[start DATA FOR THIS TASK]
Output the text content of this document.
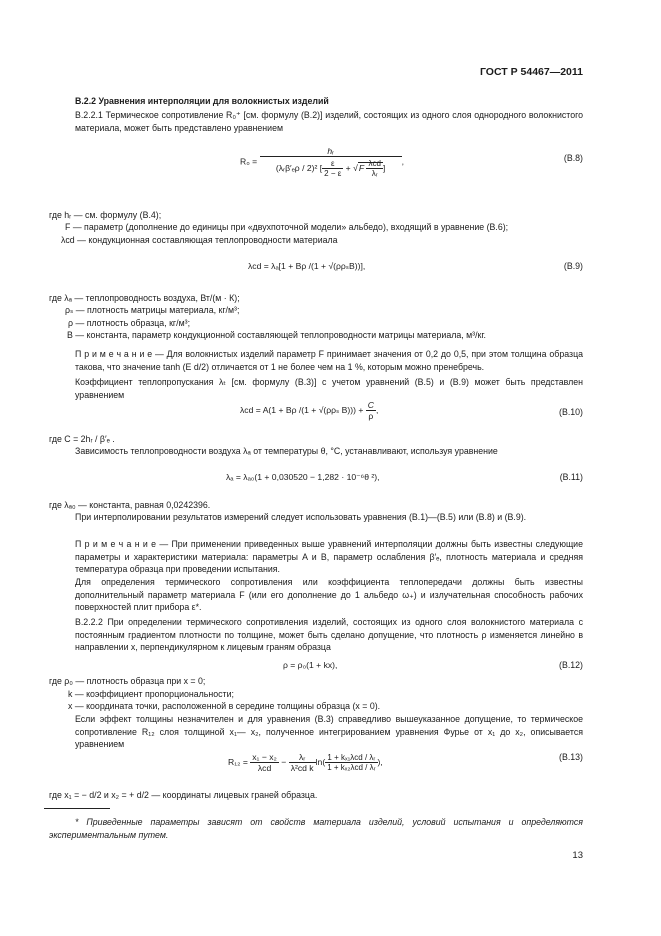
ГОСТ Р 54467—2011
B.2.2 Уравнения интерполяции для волокнистых изделий
B.2.2.1 Термическое сопротивление R₀⁺ [см. формулу (В.2)] изделий, состоящих из одного слоя однородного волокнистого материала, может быть представлено уравнением
$R_0 = \frac{\text{hᵣ}}{(\lambda ᵣ\beta'_e\rho / 2)^2 [ \frac{\varepsilon}{2 - \varepsilon} + √F \frac{\text{λcd}}{\text{λᵣ}} ]}$ ,	(В.8)
где hᵣ — см. формулу (В.4);
F — параметр (дополнение до единицы при «двухпоточной модели» альбедо), входящий в уравнение (В.6);
λcd — кондукционная составляющая теплопроводности материала
λcd = λₐ[1 + Bρ /(1 + √(ρρₛB))],	(В.9)
где λₐ — теплопроводность воздуха, Вт/(м · К);
ρₛ — плотность матрицы материала, кг/м³;
ρ — плотность образца, кг/м³;
B — константа, параметр кондукционной составляющей теплопроводности матрицы материала, м³/кг.
П р и м е ч а н и е — Для волокнистых изделий параметр F принимает значения от 0,2 до 0,5, при этом толщина образца такова, что значение tanh (E d/2) отличается от 1 не более чем на 1 %, которым можно пренебречь.
Коэффициент теплопропускания λₜ [см. формулу (В.3)] с учетом уравнений (В.5) и (В.9) может быть представлен уравнением
λcd = A(1 + Bρ /(1 + √(ρρₛ $B))) + \frac{C}{\rho}$ ,	(В.10)
где C = 2hᵣ / β′ₑ .
Зависимость теплопроводности воздуха λₐ от температуры θ, °С, устанавливают, используя уравнение
λₐ = λₐ₀(1 + 0,030520 − 1,282 · 10⁻⁶θ ²),	(В.11)
где λₐ₀ — константа, равная 0,0242396.
При интерполировании результатов измерений следует использовать уравнения (В.1)—(В.5) или (В.8) и (В.9).
П р и м е ч а н и е — При применении приведенных выше уравнений интерполяции должны быть известны следующие параметры и характеристики материала: параметры A и B, параметр ослабления β′ₑ, плотность материала и средняя температура образца при проведении испытания.
Для определения термического сопротивления или коэффициента теплопередачи должны быть известны дополнительный параметр материала F (или его дополнение до 1 альбедо ω₊) и излучательная способность рабочих поверхностей плит прибора ε*.
B.2.2.2 При определении термического сопротивления изделий, состоящих из одного слоя волокнистого материала с постоянным градиентом плотности по толщине, может быть сделано допущение, что плотность ρ изменяется линейно в направлении x, перпендикулярном к лицевым граням образца
ρ = ρ₀(1 + kx),	(В.12)
где ρ₀ — плотность образца при x = 0;
k — коэффициент пропорциональности;
x — координата точки, расположенной в середине толщины образца (x = 0).
Если эффект толщины незначителен и для уравнения (В.3) справедливо вышеуказанное допущение, то термическое сопротивление R₁₂ слоя толщиной x₁— x₂, полученное интегрированием уравнения Фурье от x₁ до x₂, описывается уравнением
$R_{12} = \frac{\text{x₁ − x₂}}{\text{λcd}} - \frac{\text{λᵣ}}{\text{λ²cd k}} \ln( \frac{\text{1 + kₓ₁λcd / λᵣ}}{\text{1 + kₓ₂λcd / λᵣ}}$ ),	(В.13)
где x₁ = − d/2 и x₂ = + d/2 — координаты лицевых граней образца.
* Приведенные параметры зависят от свойств материала изделий, условий испытания и определяются экспериментальным путем.
13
[end DATA FOR THIS TASK]
[OBJECTIVE] Without including any pictures, print each record exactly.

[TASK SOLUTION]
Output the text content of this document.
ГОСТ Р 54467—2011
B.2.2 Уравнения интерполяции для волокнистых изделий
B.2.2.1 Термическое сопротивление R₀⁺ [см. формулу (В.2)] изделий, состоящих из одного слоя однородного волокнистого материала, может быть представлено уравнением
$R_0 = \frac{\text{hᵣ}}{(\lambda ᵣ\beta'_e\rho / 2)^2 [ \frac{\varepsilon}{2 - \varepsilon} + √F \frac{\text{λcd}}{\text{λᵣ}} ]}$ ,	(В.8)
где hᵣ — см. формулу (В.4);
F — параметр (дополнение до единицы при «двухпоточной модели» альбедо), входящий в уравнение (В.6);
λcd — кондукционная составляющая теплопроводности материала
λcd = λₐ[1 + Bρ /(1 + √(ρρₛB))],	(В.9)
где λₐ — теплопроводность воздуха, Вт/(м · К);
ρₛ — плотность матрицы материала, кг/м³;
ρ — плотность образца, кг/м³;
B — константа, параметр кондукционной составляющей теплопроводности матрицы материала, м³/кг.
П р и м е ч а н и е — Для волокнистых изделий параметр F принимает значения от 0,2 до 0,5, при этом толщина образца такова, что значение tanh (E d/2) отличается от 1 не более чем на 1 %, которым можно пренебречь.
Коэффициент теплопропускания λₜ [см. формулу (В.3)] с учетом уравнений (В.5) и (В.9) может быть представлен уравнением
λcd = A(1 + Bρ /(1 + √(ρρₛ $B))) + \frac{C}{\rho}$ ,	(В.10)
где C = 2hᵣ / β′ₑ .
Зависимость теплопроводности воздуха λₐ от температуры θ, °С, устанавливают, используя уравнение
λₐ = λₐ₀(1 + 0,030520 − 1,282 · 10⁻⁶θ ²),	(В.11)
где λₐ₀ — константа, равная 0,0242396.
При интерполировании результатов измерений следует использовать уравнения (В.1)—(В.5) или (В.8) и (В.9).
П р и м е ч а н и е — При применении приведенных выше уравнений интерполяции должны быть известны следующие параметры и характеристики материала: параметры A и B, параметр ослабления β′ₑ, плотность материала и средняя температура образца при проведении испытания.
Для определения термического сопротивления или коэффициента теплопередачи должны быть известны дополнительный параметр материала F (или его дополнение до 1 альбедо ω₊) и излучательная способность рабочих поверхностей плит прибора ε*.
B.2.2.2 При определении термического сопротивления изделий, состоящих из одного слоя волокнистого материала с постоянным градиентом плотности по толщине, может быть сделано допущение, что плотность ρ изменяется линейно в направлении x, перпендикулярном к лицевым граням образца
ρ = ρ₀(1 + kx),	(В.12)
где ρ₀ — плотность образца при x = 0;
k — коэффициент пропорциональности;
x — координата точки, расположенной в середине толщины образца (x = 0).
Если эффект толщины незначителен и для уравнения (В.3) справедливо вышеуказанное допущение, то термическое сопротивление R₁₂ слоя толщиной x₁— x₂, полученное интегрированием уравнения Фурье от x₁ до x₂, описывается уравнением
$R_{12} = \frac{\text{x₁ − x₂}}{\text{λcd}} - \frac{\text{λᵣ}}{\text{λ²cd k}} \ln( \frac{\text{1 + kₓ₁λcd / λᵣ}}{\text{1 + kₓ₂λcd / λᵣ}}$ ),	(В.13)
где x₁ = − d/2 и x₂ = + d/2 — координаты лицевых граней образца.
* Приведенные параметры зависят от свойств материала изделий, условий испытания и определяются экспериментальным путем.
13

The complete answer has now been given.